Given exercise: Return a copy of every line in the records that includes the word "this".

Stored records:
--------

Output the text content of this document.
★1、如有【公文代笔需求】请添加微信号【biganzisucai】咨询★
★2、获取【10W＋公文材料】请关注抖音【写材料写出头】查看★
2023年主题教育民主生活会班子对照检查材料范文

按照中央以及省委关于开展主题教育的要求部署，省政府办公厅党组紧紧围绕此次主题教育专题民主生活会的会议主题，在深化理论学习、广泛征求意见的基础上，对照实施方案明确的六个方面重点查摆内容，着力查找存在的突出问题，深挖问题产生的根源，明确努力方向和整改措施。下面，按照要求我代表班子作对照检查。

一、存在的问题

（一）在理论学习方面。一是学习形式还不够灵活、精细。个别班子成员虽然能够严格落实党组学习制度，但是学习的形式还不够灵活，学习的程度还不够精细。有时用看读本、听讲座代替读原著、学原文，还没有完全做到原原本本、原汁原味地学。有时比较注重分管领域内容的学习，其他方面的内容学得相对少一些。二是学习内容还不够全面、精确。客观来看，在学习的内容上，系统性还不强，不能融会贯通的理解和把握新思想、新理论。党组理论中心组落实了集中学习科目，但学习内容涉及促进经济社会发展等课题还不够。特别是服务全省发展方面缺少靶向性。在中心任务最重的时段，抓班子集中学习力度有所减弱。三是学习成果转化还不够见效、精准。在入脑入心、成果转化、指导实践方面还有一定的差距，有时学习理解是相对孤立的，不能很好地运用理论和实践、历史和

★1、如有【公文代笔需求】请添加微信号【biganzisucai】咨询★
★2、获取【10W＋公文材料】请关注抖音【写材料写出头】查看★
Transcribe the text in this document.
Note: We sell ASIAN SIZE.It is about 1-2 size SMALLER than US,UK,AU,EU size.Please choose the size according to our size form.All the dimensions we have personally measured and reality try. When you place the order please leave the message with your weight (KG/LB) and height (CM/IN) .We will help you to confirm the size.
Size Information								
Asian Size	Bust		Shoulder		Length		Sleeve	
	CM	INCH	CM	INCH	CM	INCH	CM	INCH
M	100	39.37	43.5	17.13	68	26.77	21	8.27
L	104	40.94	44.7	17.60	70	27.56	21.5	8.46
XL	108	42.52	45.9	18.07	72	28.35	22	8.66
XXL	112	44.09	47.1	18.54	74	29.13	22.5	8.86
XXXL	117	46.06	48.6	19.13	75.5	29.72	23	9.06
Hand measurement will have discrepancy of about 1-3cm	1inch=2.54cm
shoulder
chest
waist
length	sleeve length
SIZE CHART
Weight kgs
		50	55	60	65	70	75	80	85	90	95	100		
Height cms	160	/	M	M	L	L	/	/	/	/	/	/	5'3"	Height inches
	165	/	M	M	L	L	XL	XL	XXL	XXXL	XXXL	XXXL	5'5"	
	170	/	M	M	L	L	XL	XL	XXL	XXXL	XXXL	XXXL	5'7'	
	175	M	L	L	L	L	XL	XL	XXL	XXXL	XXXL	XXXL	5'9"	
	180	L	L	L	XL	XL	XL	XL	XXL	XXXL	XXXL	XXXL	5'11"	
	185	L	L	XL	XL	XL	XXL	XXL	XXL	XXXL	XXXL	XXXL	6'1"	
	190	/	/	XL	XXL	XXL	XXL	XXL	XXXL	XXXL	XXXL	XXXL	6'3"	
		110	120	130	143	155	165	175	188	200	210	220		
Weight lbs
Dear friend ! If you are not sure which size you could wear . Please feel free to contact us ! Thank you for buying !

--------

Response to the task:
Output the text content of this document.
Transcribe the text in this document.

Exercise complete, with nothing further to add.